* [WHAT TO PRODUCE]: Quote all entries exactly, leaving pictures aside.

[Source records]
◇ ◇ ◇
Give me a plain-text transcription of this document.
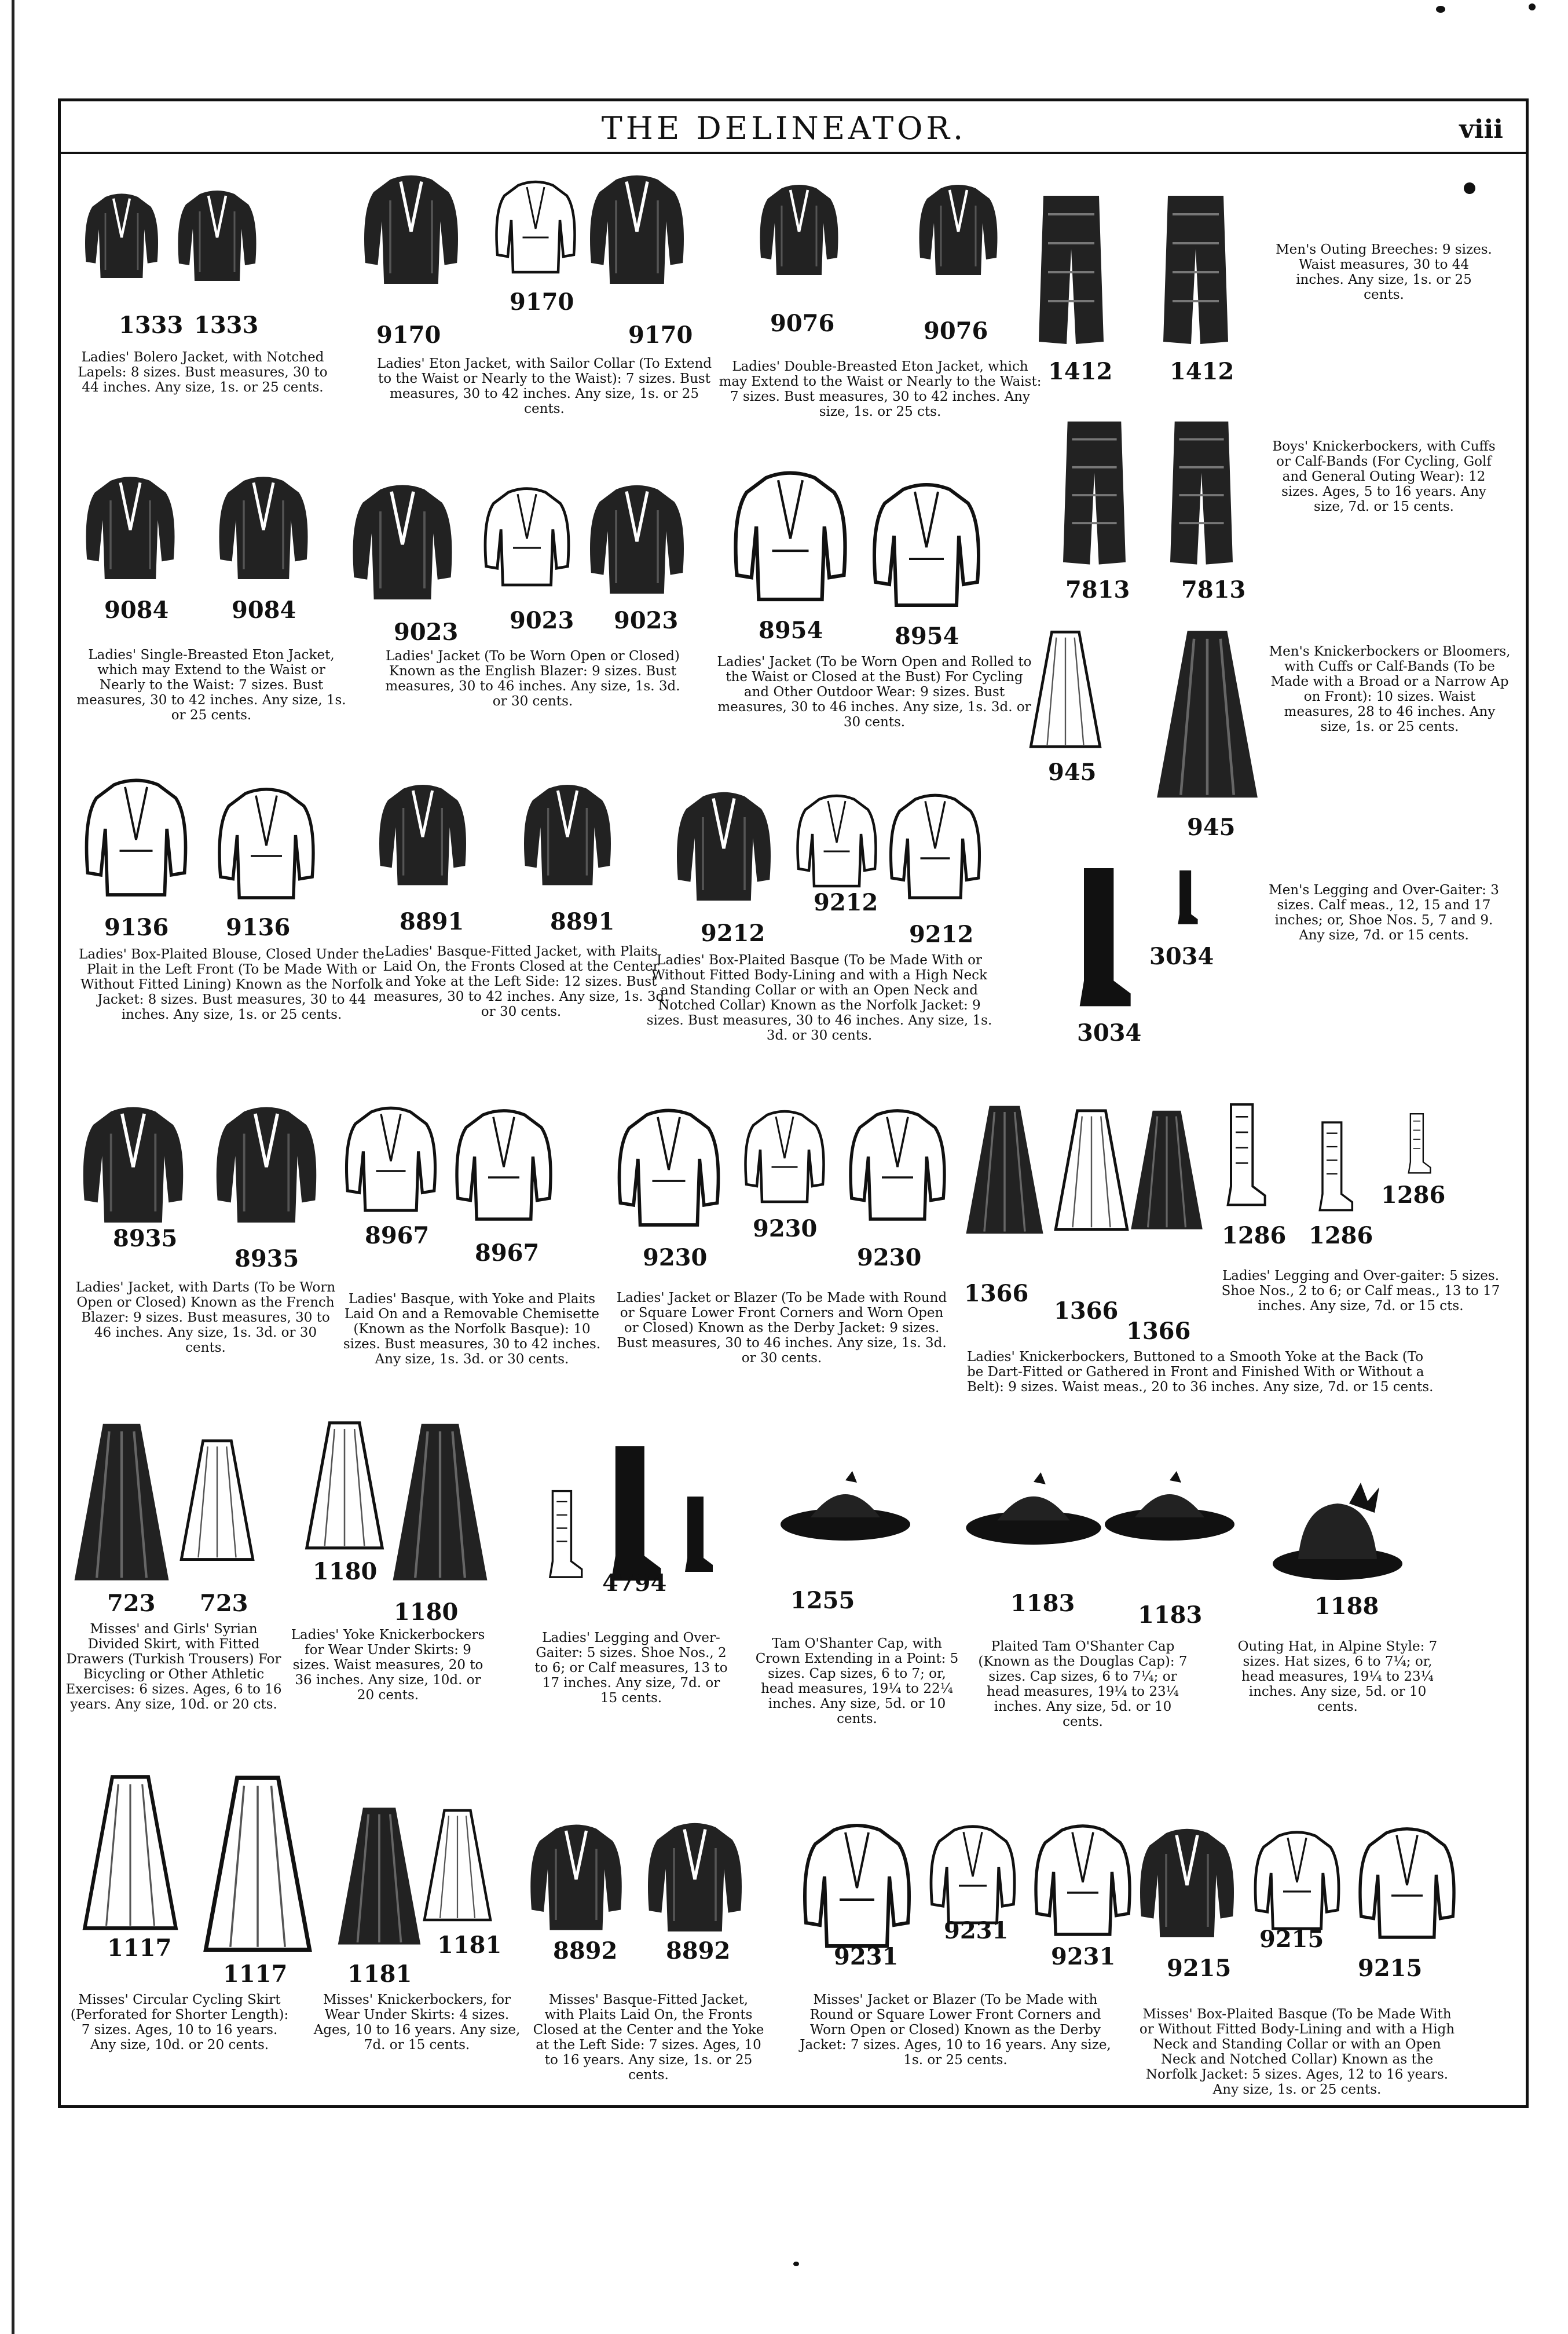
THE DELINEATOR.	viii
1333 1333
Ladies' Bolero Jacket, with Notched Lapels: 8 sizes. Bust measures, 30 to 44 inches. Any size, 1s. or 25 cents.
9170
9170
9170
Ladies' Eton Jacket, with Sailor Collar (To Extend to the Waist or Nearly to the Waist): 7 sizes. Bust measures, 30 to 42 inches. Any size, 1s. or 25 cents.
9076	9076
Ladies' Double-Breasted Eton Jacket, which may Extend to the Waist or Nearly to the Waist: 7 sizes. Bust measures, 30 to 42 inches. Any size, 1s. or 25 cts.
1412 1412
Men's Outing Breeches: 9 sizes. Waist measures, 30 to 44 inches. Any size, 1s. or 25 cents.
9084	9084
Ladies' Single-Breasted Eton Jacket, which may Extend to the Waist or Nearly to the Waist: 7 sizes. Bust measures, 30 to 42 inches. Any size, 1s. or 25 cents.
9023 9023 9023
Ladies' Jacket (To be Worn Open or Closed) Known as the English Blazer: 9 sizes. Bust measures, 30 to 46 inches. Any size, 1s. 3d. or 30 cents.
8954	8954
Ladies' Jacket (To be Worn Open and Rolled to the Waist or Closed at the Bust) For Cycling and Other Outdoor Wear: 9 sizes. Bust measures, 30 to 46 inches. Any size, 1s. 3d. or 30 cents.
7813 7813
Boys' Knickerbockers, with Cuffs or Calf-Bands (For Cycling, Golf and General Outing Wear): 12 sizes. Ages, 5 to 16 years. Any size, 7d. or 15 cents.
945
945
Men's Knickerbockers or Bloomers, with Cuffs or Calf-Bands (To be Made with a Broad or a Narrow Ap on Front): 10 sizes. Waist measures, 28 to 46 inches. Any size, 1s. or 25 cents.
9136 9136
Ladies' Box-Plaited Blouse, Closed Under the Plait in the Left Front (To be Made With or Without Fitted Lining) Known as the Norfolk Jacket: 8 sizes. Bust measures, 30 to 44 inches. Any size, 1s. or 25 cents.
8891	8891
Ladies' Basque-Fitted Jacket, with Plaits Laid On, the Fronts Closed at the Center and Yoke at the Left Side: 12 sizes. Bust measures, 30 to 42 inches. Any size, 1s. 3d. or 30 cents.
9212
9212
9212
Ladies' Box-Plaited Basque (To be Made With or Without Fitted Body-Lining and with a High Neck and Standing Collar or with an Open Neck and Notched Collar) Known as the Norfolk Jacket: 9 sizes. Bust measures, 30 to 46 inches. Any size, 1s. 3d. or 30 cents.
3034
3034
Men's Legging and Over-Gaiter: 3 sizes. Calf meas., 12, 15 and 17 inches; or, Shoe Nos. 5, 7 and 9. Any size, 7d. or 15 cents.
8935
8935
Ladies' Jacket, with Darts (To be Worn Open or Closed) Known as the French Blazer: 9 sizes. Bust measures, 30 to 46 inches. Any size, 1s. 3d. or 30 cents.
8967
8967
Ladies' Basque, with Yoke and Plaits Laid On and a Removable Chemisette (Known as the Norfolk Basque): 10 sizes. Bust measures, 30 to 42 inches. Any size, 1s. 3d. or 30 cents.
9230
9230
9230
Ladies' Jacket or Blazer (To be Made with Round or Square Lower Front Corners and Worn Open or Closed) Known as the Derby Jacket: 9 sizes. Bust measures, 30 to 46 inches. Any size, 1s. 3d. or 30 cents.
1366
1366
1366
Ladies' Knickerbockers, Buttoned to a Smooth Yoke at the Back (To be Dart-Fitted or Gathered in Front and Finished With or Without a Belt): 9 sizes. Waist meas., 20 to 36 inches. Any size, 7d. or 15 cents.
1286 1286
1286
Ladies' Legging and Over-gaiter: 5 sizes. Shoe Nos., 2 to 6; or Calf meas., 13 to 17 inches. Any size, 7d. or 15 cts.
723 723
Misses' and Girls' Syrian Divided Skirt, with Fitted Drawers (Turkish Trousers) For Bicycling or Other Athletic Exercises: 6 sizes. Ages, 6 to 16 years. Any size, 10d. or 20 cts.
1180
1180
Ladies' Yoke Knickerbockers for Wear Under Skirts: 9 sizes. Waist measures, 20 to 36 inches. Any size, 10d. or 20 cents.
4794
Ladies' Legging and Over-Gaiter: 5 sizes. Shoe Nos., 2 to 6; or Calf measures, 13 to 17 inches. Any size, 7d. or 15 cents.
1255
Tam O'Shanter Cap, with Crown Extending in a Point: 5 sizes. Cap sizes, 6 to 7; or, head measures, 19¼ to 22¼ inches. Any size, 5d. or 10 cents.
1183	1183
Plaited Tam O'Shanter Cap (Known as the Douglas Cap): 7 sizes. Cap sizes, 6 to 7¼; or head measures, 19¼ to 23¼ inches. Any size, 5d. or 10 cents.
1188
Outing Hat, in Alpine Style: 7 sizes. Hat sizes, 6 to 7¼; or, head measures, 19¼ to 23¼ inches. Any size, 5d. or 10 cents.
1117
1117
Misses' Circular Cycling Skirt (Perforated for Shorter Length): 7 sizes. Ages, 10 to 16 years. Any size, 10d. or 20 cents.
1181
1181
Misses' Knickerbockers, for Wear Under Skirts: 4 sizes. Ages, 10 to 16 years. Any size, 7d. or 15 cents.
8892 8892
Misses' Basque-Fitted Jacket, with Plaits Laid On, the Fronts Closed at the Center and the Yoke at the Left Side: 7 sizes. Ages, 10 to 16 years. Any size, 1s. or 25 cents.
9231
9231
9231
Misses' Jacket or Blazer (To be Made with Round or Square Lower Front Corners and Worn Open or Closed) Known as the Derby Jacket: 7 sizes. Ages, 10 to 16 years. Any size, 1s. or 25 cents.
9215
9215
9215
Misses' Box-Plaited Basque (To be Made With or Without Fitted Body-Lining and with a High Neck and Standing Collar or with an Open Neck and Notched Collar) Known as the Norfolk Jacket: 5 sizes. Ages, 12 to 16 years. Any size, 1s. or 25 cents.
◇ ◇ ◇
* [FULL SOLUTION]:
Give me a plain-text transcription of this document.
THE DELINEATOR.	viii
1333 1333
Ladies' Bolero Jacket, with Notched Lapels: 8 sizes. Bust measures, 30 to 44 inches. Any size, 1s. or 25 cents.
9170
9170
9170
Ladies' Eton Jacket, with Sailor Collar (To Extend to the Waist or Nearly to the Waist): 7 sizes. Bust measures, 30 to 42 inches. Any size, 1s. or 25 cents.
9076	9076
Ladies' Double-Breasted Eton Jacket, which may Extend to the Waist or Nearly to the Waist: 7 sizes. Bust measures, 30 to 42 inches. Any size, 1s. or 25 cts.
1412 1412
Men's Outing Breeches: 9 sizes. Waist measures, 30 to 44 inches. Any size, 1s. or 25 cents.
9084	9084
Ladies' Single-Breasted Eton Jacket, which may Extend to the Waist or Nearly to the Waist: 7 sizes. Bust measures, 30 to 42 inches. Any size, 1s. or 25 cents.
9023 9023 9023
Ladies' Jacket (To be Worn Open or Closed) Known as the English Blazer: 9 sizes. Bust measures, 30 to 46 inches. Any size, 1s. 3d. or 30 cents.
8954	8954
Ladies' Jacket (To be Worn Open and Rolled to the Waist or Closed at the Bust) For Cycling and Other Outdoor Wear: 9 sizes. Bust measures, 30 to 46 inches. Any size, 1s. 3d. or 30 cents.
7813 7813
Boys' Knickerbockers, with Cuffs or Calf-Bands (For Cycling, Golf and General Outing Wear): 12 sizes. Ages, 5 to 16 years. Any size, 7d. or 15 cents.
945
945
Men's Knickerbockers or Bloomers, with Cuffs or Calf-Bands (To be Made with a Broad or a Narrow Ap on Front): 10 sizes. Waist measures, 28 to 46 inches. Any size, 1s. or 25 cents.
9136 9136
Ladies' Box-Plaited Blouse, Closed Under the Plait in the Left Front (To be Made With or Without Fitted Lining) Known as the Norfolk Jacket: 8 sizes. Bust measures, 30 to 44 inches. Any size, 1s. or 25 cents.
8891	8891
Ladies' Basque-Fitted Jacket, with Plaits Laid On, the Fronts Closed at the Center and Yoke at the Left Side: 12 sizes. Bust measures, 30 to 42 inches. Any size, 1s. 3d. or 30 cents.
9212
9212
9212
Ladies' Box-Plaited Basque (To be Made With or Without Fitted Body-Lining and with a High Neck and Standing Collar or with an Open Neck and Notched Collar) Known as the Norfolk Jacket: 9 sizes. Bust measures, 30 to 46 inches. Any size, 1s. 3d. or 30 cents.
3034
3034
Men's Legging and Over-Gaiter: 3 sizes. Calf meas., 12, 15 and 17 inches; or, Shoe Nos. 5, 7 and 9. Any size, 7d. or 15 cents.
8935
8935
Ladies' Jacket, with Darts (To be Worn Open or Closed) Known as the French Blazer: 9 sizes. Bust measures, 30 to 46 inches. Any size, 1s. 3d. or 30 cents.
8967
8967
Ladies' Basque, with Yoke and Plaits Laid On and a Removable Chemisette (Known as the Norfolk Basque): 10 sizes. Bust measures, 30 to 42 inches. Any size, 1s. 3d. or 30 cents.
9230
9230
9230
Ladies' Jacket or Blazer (To be Made with Round or Square Lower Front Corners and Worn Open or Closed) Known as the Derby Jacket: 9 sizes. Bust measures, 30 to 46 inches. Any size, 1s. 3d. or 30 cents.
1366
1366
1366
Ladies' Knickerbockers, Buttoned to a Smooth Yoke at the Back (To be Dart-Fitted or Gathered in Front and Finished With or Without a Belt): 9 sizes. Waist meas., 20 to 36 inches. Any size, 7d. or 15 cents.
1286 1286
1286
Ladies' Legging and Over-gaiter: 5 sizes. Shoe Nos., 2 to 6; or Calf meas., 13 to 17 inches. Any size, 7d. or 15 cts.
723 723
Misses' and Girls' Syrian Divided Skirt, with Fitted Drawers (Turkish Trousers) For Bicycling or Other Athletic Exercises: 6 sizes. Ages, 6 to 16 years. Any size, 10d. or 20 cts.
1180
1180
Ladies' Yoke Knickerbockers for Wear Under Skirts: 9 sizes. Waist measures, 20 to 36 inches. Any size, 10d. or 20 cents.
4794
Ladies' Legging and Over-Gaiter: 5 sizes. Shoe Nos., 2 to 6; or Calf measures, 13 to 17 inches. Any size, 7d. or 15 cents.
1255
Tam O'Shanter Cap, with Crown Extending in a Point: 5 sizes. Cap sizes, 6 to 7; or, head measures, 19¼ to 22¼ inches. Any size, 5d. or 10 cents.
1183	1183
Plaited Tam O'Shanter Cap (Known as the Douglas Cap): 7 sizes. Cap sizes, 6 to 7¼; or head measures, 19¼ to 23¼ inches. Any size, 5d. or 10 cents.
1188
Outing Hat, in Alpine Style: 7 sizes. Hat sizes, 6 to 7¼; or, head measures, 19¼ to 23¼ inches. Any size, 5d. or 10 cents.
1117
1117
Misses' Circular Cycling Skirt (Perforated for Shorter Length): 7 sizes. Ages, 10 to 16 years. Any size, 10d. or 20 cents.
1181
1181
Misses' Knickerbockers, for Wear Under Skirts: 4 sizes. Ages, 10 to 16 years. Any size, 7d. or 15 cents.
8892 8892
Misses' Basque-Fitted Jacket, with Plaits Laid On, the Fronts Closed at the Center and the Yoke at the Left Side: 7 sizes. Ages, 10 to 16 years. Any size, 1s. or 25 cents.
9231
9231
9231
Misses' Jacket or Blazer (To be Made with Round or Square Lower Front Corners and Worn Open or Closed) Known as the Derby Jacket: 7 sizes. Ages, 10 to 16 years. Any size, 1s. or 25 cents.
9215
9215
9215
Misses' Box-Plaited Basque (To be Made With or Without Fitted Body-Lining and with a High Neck and Standing Collar or with an Open Neck and Notched Collar) Known as the Norfolk Jacket: 5 sizes. Ages, 12 to 16 years. Any size, 1s. or 25 cents.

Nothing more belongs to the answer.